> _SET PROBLEM_
Can you write out the whole listing exactly?
•••
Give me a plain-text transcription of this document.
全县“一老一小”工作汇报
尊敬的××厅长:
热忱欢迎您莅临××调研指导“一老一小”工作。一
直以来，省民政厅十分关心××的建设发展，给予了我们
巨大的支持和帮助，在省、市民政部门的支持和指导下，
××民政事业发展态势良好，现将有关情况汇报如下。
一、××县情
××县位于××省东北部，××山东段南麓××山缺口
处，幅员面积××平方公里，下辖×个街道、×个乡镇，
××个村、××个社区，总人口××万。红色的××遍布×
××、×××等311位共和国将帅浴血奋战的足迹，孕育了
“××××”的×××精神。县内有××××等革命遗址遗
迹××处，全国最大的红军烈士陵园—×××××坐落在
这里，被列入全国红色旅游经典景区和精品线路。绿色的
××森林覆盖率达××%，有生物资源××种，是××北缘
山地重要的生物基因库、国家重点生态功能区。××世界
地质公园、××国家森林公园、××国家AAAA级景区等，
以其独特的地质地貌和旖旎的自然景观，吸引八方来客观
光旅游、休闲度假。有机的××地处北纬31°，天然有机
•••
> _SOLUTION FOR THIS TASK_
Give me a plain-text transcription of this document.
全县“一老一小”工作汇报
尊敬的××厅长:
热忱欢迎您莅临××调研指导“一老一小”工作。一
直以来，省民政厅十分关心××的建设发展，给予了我们
巨大的支持和帮助，在省、市民政部门的支持和指导下，
××民政事业发展态势良好，现将有关情况汇报如下。
一、××县情
××县位于××省东北部，××山东段南麓××山缺口
处，幅员面积××平方公里，下辖×个街道、×个乡镇，
××个村、××个社区，总人口××万。红色的××遍布×
××、×××等311位共和国将帅浴血奋战的足迹，孕育了
“××××”的×××精神。县内有××××等革命遗址遗
迹××处，全国最大的红军烈士陵园—×××××坐落在
这里，被列入全国红色旅游经典景区和精品线路。绿色的
××森林覆盖率达××%，有生物资源××种，是××北缘
山地重要的生物基因库、国家重点生态功能区。××世界
地质公园、××国家森林公园、××国家AAAA级景区等，
以其独特的地质地貌和旖旎的自然景观，吸引八方来客观
光旅游、休闲度假。有机的××地处北纬31°，天然有机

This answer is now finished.